→ Required task 1:
Copy word for word the part of the archery forum thread starting at "I know I couldn't remember" and ending at "at every target.".

→ Excerpted passage:
Yes I think its ok at smaller local shoots. No I dont think its ok at large official championships.


----------



## huntindoc (Feb 8, 2006)

FOBsKILL said:


> If they can memorize the ranges of 30 or more targets, even starting from a random stake... I'd say they deserved a trophy for that.
> 
> If I'm setting up a range in 102* heat(like last week here) yer darned skippy I'm shooting it, and competing. We have enough trouble in the past getting help to put on a shoot. This year has been great, I can imagine those numbers would drop substantially if we banned them from shooting & competing.
> 
> ...


Exactly! Must be a MENSA member if he can remember all of that. Heck I Can shoot a course and immediately start over and not remember which pin I used.

hd


----------



## lakertaker40 (Feb 8, 2005)

Setups! Like most posts If we had to ask the people who Put a half of a days hard work in to the setup not to shoot  You would be seting up alone I am one of the people who set up and shoot the course. At the end of the day Ill give my reward for shooting well, To a youngster and congards on a great shoot. Its just the fun and hanging out with the guys for 5-6 hrs for the setups. And we dont range targets wile setting up. 

[If it was'nt for us archers we would'nt have 3-D shoots to attend.]


----------



## Twinsfan (Aug 9, 2007)

i would say no. they helped set it up and know all the distances i dont think they should be a ble to shoot for a score.


----------



## 3-D Quest (Jan 26, 2007)

*No Problem.*

Each member present should take turns setting stakes as the group puts out the next target. And a rangefinder should be used as not to exceed each stakes max distance.​So what if you would know a couple of the distances? At least you were there to help, which is a major plus. Good help is hard to find when there isalot of hard work to be done.​If you'll watch and listen during or after a shoot, it's always the ones that never show, for one reason or another doing the complaining. My response is always to tell them we all would be glad to see you at the next work party and give us the benefit of your vast and expanded knowledge. That will usually quiet them down or get the excuse flowing.:wink:​


----------



## welder1 (Jan 25, 2008)

What's the odds of them remembering more than a few targets? I know I couldn't. Levi Morgan came and shot our club's shoot Sunday and shot 22up on a 20 target course. He kicked everybody's hiney including the guys that set up the course! Back to the problem, If an average shooter wins after setting up the range, obviously you have problems. In our club, it's the same guys you have to beat whether they've seen the course or not.


----------



## mjgonehunting (Mar 5, 2007)

I know I couldn't remember the ranges of all 30 targets correctly!
As someone said above,usually there are several groups setting up anyhow,so no one person is likeley to know ranges at every target.
It's a GAME guys,NOT a professional paid event.LIGHTEN UP AN HAVE FUN!


----------



## 3Daddict (Oct 19, 2004)

when ever i help set up a shoot,which i absolutely enjoy,and i'm gonna shoot it, i just donate my score. i feel i have an unfair advantage. even tho i dont set up the stakes, i just feel i shouldn't place.


----------



## coloradodave (Oct 1, 2005)

Element position data

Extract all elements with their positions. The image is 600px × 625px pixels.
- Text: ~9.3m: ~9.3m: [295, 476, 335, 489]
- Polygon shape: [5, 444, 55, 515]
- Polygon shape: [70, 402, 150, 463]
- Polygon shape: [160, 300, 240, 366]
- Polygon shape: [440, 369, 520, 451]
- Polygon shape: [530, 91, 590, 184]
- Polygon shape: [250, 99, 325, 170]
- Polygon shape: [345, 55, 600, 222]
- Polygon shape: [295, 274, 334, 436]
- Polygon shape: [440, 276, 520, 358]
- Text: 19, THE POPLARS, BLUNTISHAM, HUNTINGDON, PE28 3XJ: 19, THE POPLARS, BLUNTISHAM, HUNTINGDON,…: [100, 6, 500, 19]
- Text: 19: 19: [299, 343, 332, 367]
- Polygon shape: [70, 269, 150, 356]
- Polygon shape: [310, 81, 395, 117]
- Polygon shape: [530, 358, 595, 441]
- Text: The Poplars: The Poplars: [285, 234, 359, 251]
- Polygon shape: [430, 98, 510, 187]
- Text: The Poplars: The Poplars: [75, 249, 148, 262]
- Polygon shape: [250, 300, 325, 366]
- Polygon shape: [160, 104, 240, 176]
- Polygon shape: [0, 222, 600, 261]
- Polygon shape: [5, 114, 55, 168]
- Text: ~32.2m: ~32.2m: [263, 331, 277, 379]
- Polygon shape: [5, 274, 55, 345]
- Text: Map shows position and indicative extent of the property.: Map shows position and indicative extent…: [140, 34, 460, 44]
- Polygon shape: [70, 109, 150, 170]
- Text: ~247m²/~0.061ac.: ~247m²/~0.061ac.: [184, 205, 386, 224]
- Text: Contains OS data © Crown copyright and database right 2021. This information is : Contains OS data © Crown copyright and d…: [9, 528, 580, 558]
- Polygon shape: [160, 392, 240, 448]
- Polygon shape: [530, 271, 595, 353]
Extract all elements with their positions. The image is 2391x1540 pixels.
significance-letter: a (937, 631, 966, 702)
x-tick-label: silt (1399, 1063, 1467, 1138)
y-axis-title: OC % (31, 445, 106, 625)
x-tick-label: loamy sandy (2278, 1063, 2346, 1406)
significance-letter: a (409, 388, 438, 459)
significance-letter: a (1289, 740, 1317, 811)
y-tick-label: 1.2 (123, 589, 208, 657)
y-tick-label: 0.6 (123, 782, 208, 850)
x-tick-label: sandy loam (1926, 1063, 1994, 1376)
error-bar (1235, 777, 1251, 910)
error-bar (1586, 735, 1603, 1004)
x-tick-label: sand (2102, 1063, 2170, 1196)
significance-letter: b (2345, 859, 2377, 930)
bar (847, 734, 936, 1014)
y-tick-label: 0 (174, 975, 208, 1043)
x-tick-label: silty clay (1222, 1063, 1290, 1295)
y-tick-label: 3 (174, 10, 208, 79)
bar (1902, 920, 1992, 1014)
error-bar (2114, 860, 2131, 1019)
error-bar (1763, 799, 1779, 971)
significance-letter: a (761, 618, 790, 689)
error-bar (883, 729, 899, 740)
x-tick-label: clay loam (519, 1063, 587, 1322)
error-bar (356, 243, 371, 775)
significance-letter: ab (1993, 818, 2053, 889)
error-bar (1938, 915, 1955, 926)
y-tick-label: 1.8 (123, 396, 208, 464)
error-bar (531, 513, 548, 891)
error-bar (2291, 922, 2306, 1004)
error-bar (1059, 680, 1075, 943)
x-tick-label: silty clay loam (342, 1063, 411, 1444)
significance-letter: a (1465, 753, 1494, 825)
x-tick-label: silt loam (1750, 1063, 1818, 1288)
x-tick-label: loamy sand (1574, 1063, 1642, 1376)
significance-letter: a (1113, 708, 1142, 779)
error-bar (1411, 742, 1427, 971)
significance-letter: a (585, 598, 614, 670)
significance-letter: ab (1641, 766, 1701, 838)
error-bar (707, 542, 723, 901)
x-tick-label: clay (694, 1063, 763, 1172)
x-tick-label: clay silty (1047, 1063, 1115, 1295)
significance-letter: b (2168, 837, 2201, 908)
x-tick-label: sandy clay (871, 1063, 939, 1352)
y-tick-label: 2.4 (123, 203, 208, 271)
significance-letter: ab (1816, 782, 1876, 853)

→ Required task 2:
Take the entries from their first line through the line containing "is 2391x1540 pixels.", swap every "Polygon shape" for "Outline", and give those lines back with nothing else altered.

→ Problem solution 1:
I know I couldn't remember the ranges of all 30 targets correctly!
As someone said above,usually there are several groups setting up anyhow,so no one person is likeley to know ranges at every target.

→ Problem solution 2:
Extract all elements with their positions. The image is 600px × 625px pixels.
- Text: ~9.3m: ~9.3m: [295, 476, 335, 489]
- Outline: [5, 444, 55, 515]
- Outline: [70, 402, 150, 463]
- Outline: [160, 300, 240, 366]
- Outline: [440, 369, 520, 451]
- Outline: [530, 91, 590, 184]
- Outline: [250, 99, 325, 170]
- Outline: [345, 55, 600, 222]
- Outline: [295, 274, 334, 436]
- Outline: [440, 276, 520, 358]
- Text: 19, THE POPLARS, BLUNTISHAM, HUNTINGDON, PE28 3XJ: 19, THE POPLARS, BLUNTISHAM, HUNTINGDON,…: [100, 6, 500, 19]
- Text: 19: 19: [299, 343, 332, 367]
- Outline: [70, 269, 150, 356]
- Outline: [310, 81, 395, 117]
- Outline: [530, 358, 595, 441]
- Text: The Poplars: The Poplars: [285, 234, 359, 251]
- Outline: [430, 98, 510, 187]
- Text: The Poplars: The Poplars: [75, 249, 148, 262]
- Outline: [250, 300, 325, 366]
- Outline: [160, 104, 240, 176]
- Outline: [0, 222, 600, 261]
- Outline: [5, 114, 55, 168]
- Text: ~32.2m: ~32.2m: [263, 331, 277, 379]
- Outline: [5, 274, 55, 345]
- Text: Map shows position and indicative extent of the property.: Map shows position and indicative extent…: [140, 34, 460, 44]
- Outline: [70, 109, 150, 170]
- Text: ~247m²/~0.061ac.: ~247m²/~0.061ac.: [184, 205, 386, 224]
- Text: Contains OS data © Crown copyright and database right 2021. This information is : Contains OS data © Crown copyright and d…: [9, 528, 580, 558]
- Outline: [160, 392, 240, 448]
- Outline: [530, 271, 595, 353]
Extract all elements with their positions. The image is 2391x1540 pixels.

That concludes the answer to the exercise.